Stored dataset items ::
----------

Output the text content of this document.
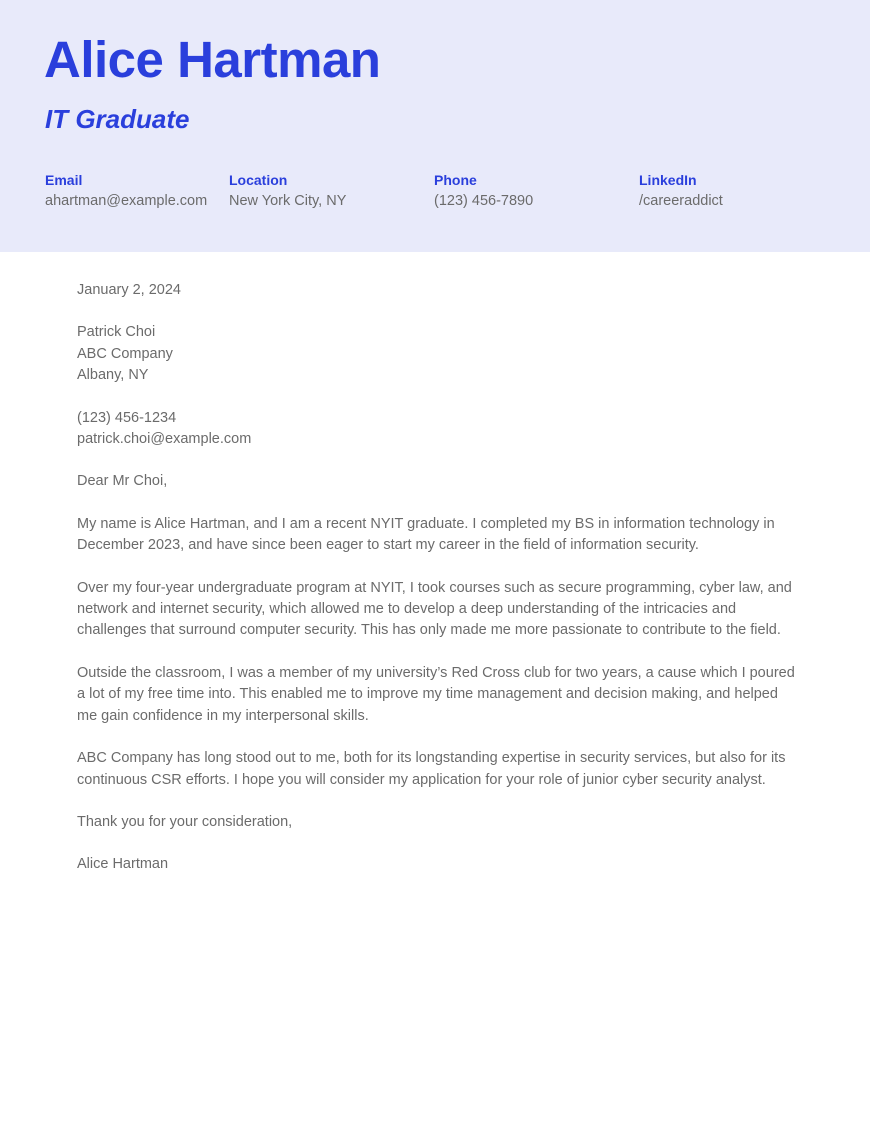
Alice Hartman
IT Graduate
Email
ahartman@example.com
Location
New York City, NY
Phone
(123) 456-7890
LinkedIn
/careeraddict

January 2, 2024

Patrick Choi
ABC Company
Albany, NY

(123) 456-1234
patrick.choi@example.com

Dear Mr Choi,

My name is Alice Hartman, and I am a recent NYIT graduate. I completed my BS in information technology in December 2023, and have since been eager to start my career in the field of information security.

Over my four-year undergraduate program at NYIT, I took courses such as secure programming, cyber law, and network and internet security, which allowed me to develop a deep understanding of the intricacies and challenges that surround computer security. This has only made me more passionate to contribute to the field.

Outside the classroom, I was a member of my university’s Red Cross club for two years, a cause which I poured a lot of my free time into. This enabled me to improve my time management and decision making, and helped me gain confidence in my interpersonal skills.

ABC Company has long stood out to me, both for its longstanding expertise in security services, but also for its continuous CSR efforts. I hope you will consider my application for your role of junior cyber security analyst.

Thank you for your consideration,

Alice Hartman
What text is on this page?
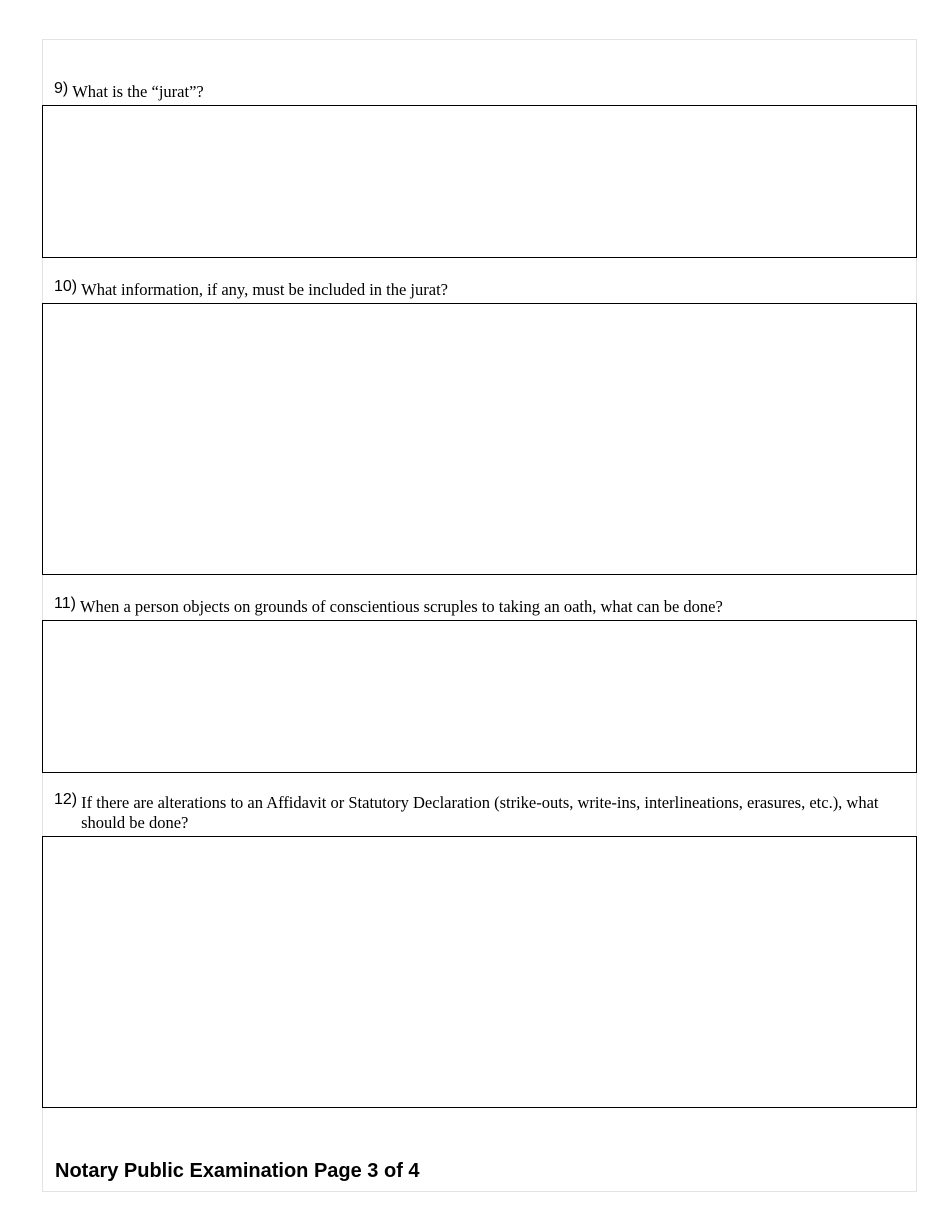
9) What is the “jurat”?
10) What information, if any, must be included in the jurat?
11) When a person objects on grounds of conscientious scruples to taking an oath, what can be done?
12) If there are alterations to an Affidavit or Statutory Declaration (strike-outs, write-ins, interlineations, erasures, etc.), what should be done?
Notary Public Examination Page 3 of 4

----------

DO THIS :: Quote in full the listing given above; the images are to be left out.

RESULT FOR THIS EXERCISE ::
Output the text content of this document.
Alice Hartman
IT Graduate
Email
ahartman@example.com
Location
New York City, NY
Phone
(123) 456-7890
LinkedIn
/careeraddict

January 2, 2024

Patrick Choi
ABC Company
Albany, NY

(123) 456-1234
patrick.choi@example.com

Dear Mr Choi,

My name is Alice Hartman, and I am a recent NYIT graduate. I completed my BS in information technology in December 2023, and have since been eager to start my career in the field of information security.

Over my four-year undergraduate program at NYIT, I took courses such as secure programming, cyber law, and network and internet security, which allowed me to develop a deep understanding of the intricacies and challenges that surround computer security. This has only made me more passionate to contribute to the field.

Outside the classroom, I was a member of my university’s Red Cross club for two years, a cause which I poured a lot of my free time into. This enabled me to improve my time management and decision making, and helped me gain confidence in my interpersonal skills.

ABC Company has long stood out to me, both for its longstanding expertise in security services, but also for its continuous CSR efforts. I hope you will consider my application for your role of junior cyber security analyst.

Thank you for your consideration,

Alice Hartman
What text is on this page?
9) What is the “jurat”?
10) What information, if any, must be included in the jurat?
11) When a person objects on grounds of conscientious scruples to taking an oath, what can be done?
12) If there are alterations to an Affidavit or Statutory Declaration (strike-outs, write-ins, interlineations, erasures, etc.), what should be done?
Notary Public Examination Page 3 of 4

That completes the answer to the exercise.